• **What is required**: Every record must be transcribed in its entirety, apart from the images, which are to be omitted.

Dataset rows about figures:
══════════════════════════════

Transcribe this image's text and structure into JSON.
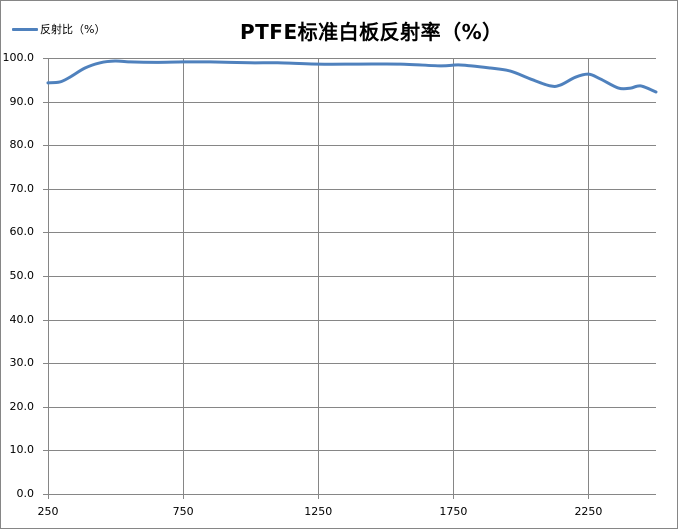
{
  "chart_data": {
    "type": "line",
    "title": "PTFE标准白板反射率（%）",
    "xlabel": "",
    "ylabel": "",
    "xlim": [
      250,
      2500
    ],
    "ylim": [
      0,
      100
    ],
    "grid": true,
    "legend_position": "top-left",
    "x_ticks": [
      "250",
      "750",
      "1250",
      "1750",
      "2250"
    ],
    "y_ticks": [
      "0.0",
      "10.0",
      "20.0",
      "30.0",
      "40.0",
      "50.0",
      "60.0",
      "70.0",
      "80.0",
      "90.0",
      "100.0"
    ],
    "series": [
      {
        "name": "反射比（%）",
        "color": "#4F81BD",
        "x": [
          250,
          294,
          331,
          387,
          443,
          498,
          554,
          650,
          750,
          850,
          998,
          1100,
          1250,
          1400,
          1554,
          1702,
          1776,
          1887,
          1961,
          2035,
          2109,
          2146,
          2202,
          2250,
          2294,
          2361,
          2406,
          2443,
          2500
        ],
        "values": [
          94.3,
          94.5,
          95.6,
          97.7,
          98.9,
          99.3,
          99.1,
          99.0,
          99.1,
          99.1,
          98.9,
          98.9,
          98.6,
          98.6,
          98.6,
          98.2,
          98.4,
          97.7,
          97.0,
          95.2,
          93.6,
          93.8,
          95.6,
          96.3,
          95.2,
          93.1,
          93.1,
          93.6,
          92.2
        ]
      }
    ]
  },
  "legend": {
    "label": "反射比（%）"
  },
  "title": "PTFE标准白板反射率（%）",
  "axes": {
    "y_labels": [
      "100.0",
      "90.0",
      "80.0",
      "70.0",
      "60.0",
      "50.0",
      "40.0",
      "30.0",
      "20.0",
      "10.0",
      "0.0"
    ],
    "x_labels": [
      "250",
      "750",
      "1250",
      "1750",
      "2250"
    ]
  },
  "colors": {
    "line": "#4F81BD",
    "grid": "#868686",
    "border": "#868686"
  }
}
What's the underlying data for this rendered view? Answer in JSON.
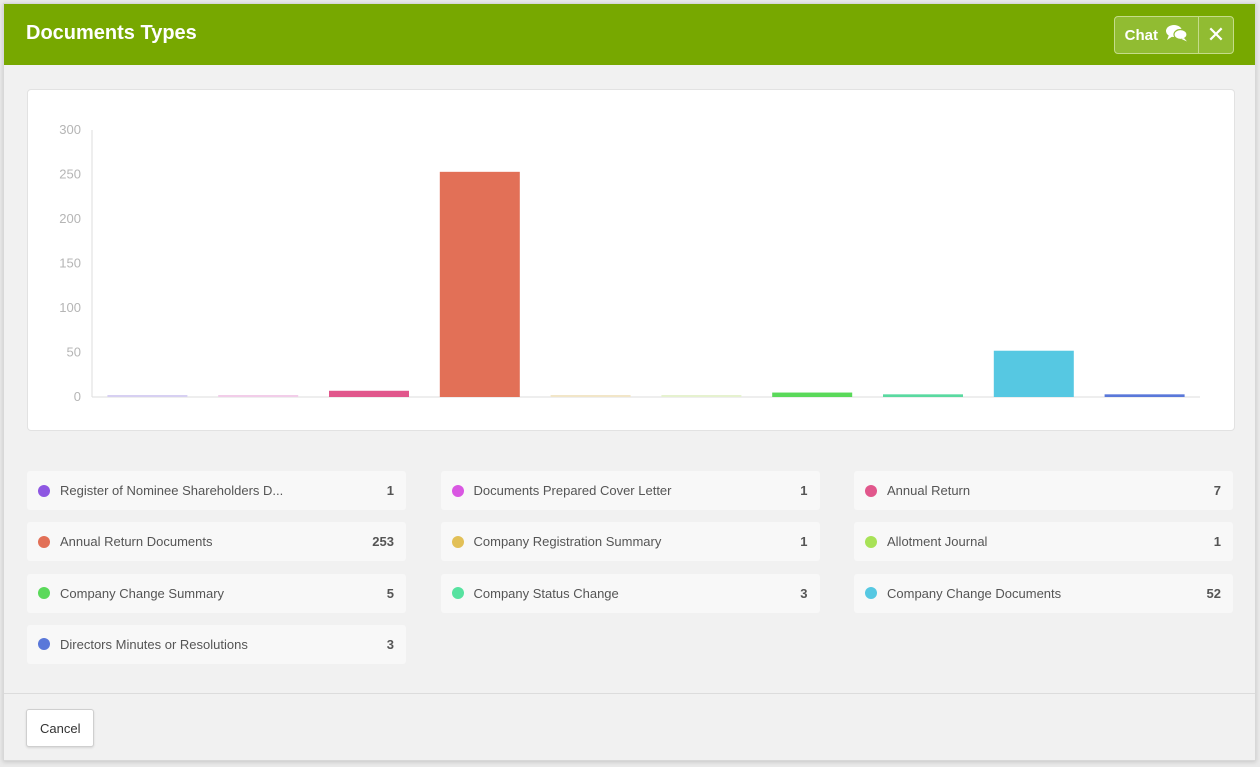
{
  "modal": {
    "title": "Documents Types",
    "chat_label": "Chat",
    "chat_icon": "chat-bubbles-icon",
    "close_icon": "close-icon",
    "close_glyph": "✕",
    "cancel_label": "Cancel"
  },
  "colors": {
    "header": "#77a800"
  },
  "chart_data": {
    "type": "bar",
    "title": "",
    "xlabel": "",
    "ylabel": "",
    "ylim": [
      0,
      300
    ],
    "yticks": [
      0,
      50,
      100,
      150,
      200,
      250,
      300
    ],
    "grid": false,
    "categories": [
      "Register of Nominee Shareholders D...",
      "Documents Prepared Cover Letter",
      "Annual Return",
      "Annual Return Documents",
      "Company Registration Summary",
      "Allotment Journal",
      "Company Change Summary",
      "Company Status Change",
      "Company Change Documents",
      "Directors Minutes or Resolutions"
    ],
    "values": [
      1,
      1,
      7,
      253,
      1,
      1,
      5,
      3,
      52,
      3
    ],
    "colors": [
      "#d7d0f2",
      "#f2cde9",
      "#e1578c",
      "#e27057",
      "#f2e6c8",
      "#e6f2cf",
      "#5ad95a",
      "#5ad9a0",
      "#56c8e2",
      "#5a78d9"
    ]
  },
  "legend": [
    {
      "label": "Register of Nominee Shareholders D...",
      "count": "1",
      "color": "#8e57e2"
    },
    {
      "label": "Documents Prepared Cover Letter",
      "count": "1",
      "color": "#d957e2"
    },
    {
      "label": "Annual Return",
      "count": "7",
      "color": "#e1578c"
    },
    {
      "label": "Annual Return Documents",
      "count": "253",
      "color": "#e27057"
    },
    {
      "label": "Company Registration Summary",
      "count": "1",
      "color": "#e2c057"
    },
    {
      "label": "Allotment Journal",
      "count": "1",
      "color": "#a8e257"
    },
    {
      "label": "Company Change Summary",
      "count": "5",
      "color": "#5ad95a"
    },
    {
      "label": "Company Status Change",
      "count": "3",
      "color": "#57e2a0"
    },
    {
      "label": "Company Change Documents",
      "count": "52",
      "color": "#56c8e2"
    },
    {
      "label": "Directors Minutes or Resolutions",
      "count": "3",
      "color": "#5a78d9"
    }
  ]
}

══════════════════════════════

• **Expected answer**:
Transcribe this image's text and structure into JSON.
{
  "chart_data": {
    "type": "line",
    "title": "PTFE标准白板反射率（%）",
    "xlabel": "",
    "ylabel": "",
    "xlim": [
      250,
      2500
    ],
    "ylim": [
      0,
      100
    ],
    "grid": true,
    "legend_position": "top-left",
    "x_ticks": [
      "250",
      "750",
      "1250",
      "1750",
      "2250"
    ],
    "y_ticks": [
      "0.0",
      "10.0",
      "20.0",
      "30.0",
      "40.0",
      "50.0",
      "60.0",
      "70.0",
      "80.0",
      "90.0",
      "100.0"
    ],
    "series": [
      {
        "name": "反射比（%）",
        "color": "#4F81BD",
        "x": [
          250,
          294,
          331,
          387,
          443,
          498,
          554,
          650,
          750,
          850,
          998,
          1100,
          1250,
          1400,
          1554,
          1702,
          1776,
          1887,
          1961,
          2035,
          2109,
          2146,
          2202,
          2250,
          2294,
          2361,
          2406,
          2443,
          2500
        ],
        "values": [
          94.3,
          94.5,
          95.6,
          97.7,
          98.9,
          99.3,
          99.1,
          99.0,
          99.1,
          99.1,
          98.9,
          98.9,
          98.6,
          98.6,
          98.6,
          98.2,
          98.4,
          97.7,
          97.0,
          95.2,
          93.6,
          93.8,
          95.6,
          96.3,
          95.2,
          93.1,
          93.1,
          93.6,
          92.2
        ]
      }
    ]
  },
  "legend": {
    "label": "反射比（%）"
  },
  "title": "PTFE标准白板反射率（%）",
  "axes": {
    "y_labels": [
      "100.0",
      "90.0",
      "80.0",
      "70.0",
      "60.0",
      "50.0",
      "40.0",
      "30.0",
      "20.0",
      "10.0",
      "0.0"
    ],
    "x_labels": [
      "250",
      "750",
      "1250",
      "1750",
      "2250"
    ]
  },
  "colors": {
    "line": "#4F81BD",
    "grid": "#868686",
    "border": "#868686"
  }
}
What's the underlying data for this rendered view? Answer in JSON.
{
  "modal": {
    "title": "Documents Types",
    "chat_label": "Chat",
    "chat_icon": "chat-bubbles-icon",
    "close_icon": "close-icon",
    "close_glyph": "✕",
    "cancel_label": "Cancel"
  },
  "colors": {
    "header": "#77a800"
  },
  "chart_data": {
    "type": "bar",
    "title": "",
    "xlabel": "",
    "ylabel": "",
    "ylim": [
      0,
      300
    ],
    "yticks": [
      0,
      50,
      100,
      150,
      200,
      250,
      300
    ],
    "grid": false,
    "categories": [
      "Register of Nominee Shareholders D...",
      "Documents Prepared Cover Letter",
      "Annual Return",
      "Annual Return Documents",
      "Company Registration Summary",
      "Allotment Journal",
      "Company Change Summary",
      "Company Status Change",
      "Company Change Documents",
      "Directors Minutes or Resolutions"
    ],
    "values": [
      1,
      1,
      7,
      253,
      1,
      1,
      5,
      3,
      52,
      3
    ],
    "colors": [
      "#d7d0f2",
      "#f2cde9",
      "#e1578c",
      "#e27057",
      "#f2e6c8",
      "#e6f2cf",
      "#5ad95a",
      "#5ad9a0",
      "#56c8e2",
      "#5a78d9"
    ]
  },
  "legend": [
    {
      "label": "Register of Nominee Shareholders D...",
      "count": "1",
      "color": "#8e57e2"
    },
    {
      "label": "Documents Prepared Cover Letter",
      "count": "1",
      "color": "#d957e2"
    },
    {
      "label": "Annual Return",
      "count": "7",
      "color": "#e1578c"
    },
    {
      "label": "Annual Return Documents",
      "count": "253",
      "color": "#e27057"
    },
    {
      "label": "Company Registration Summary",
      "count": "1",
      "color": "#e2c057"
    },
    {
      "label": "Allotment Journal",
      "count": "1",
      "color": "#a8e257"
    },
    {
      "label": "Company Change Summary",
      "count": "5",
      "color": "#5ad95a"
    },
    {
      "label": "Company Status Change",
      "count": "3",
      "color": "#57e2a0"
    },
    {
      "label": "Company Change Documents",
      "count": "52",
      "color": "#56c8e2"
    },
    {
      "label": "Directors Minutes or Resolutions",
      "count": "3",
      "color": "#5a78d9"
    }
  ]
}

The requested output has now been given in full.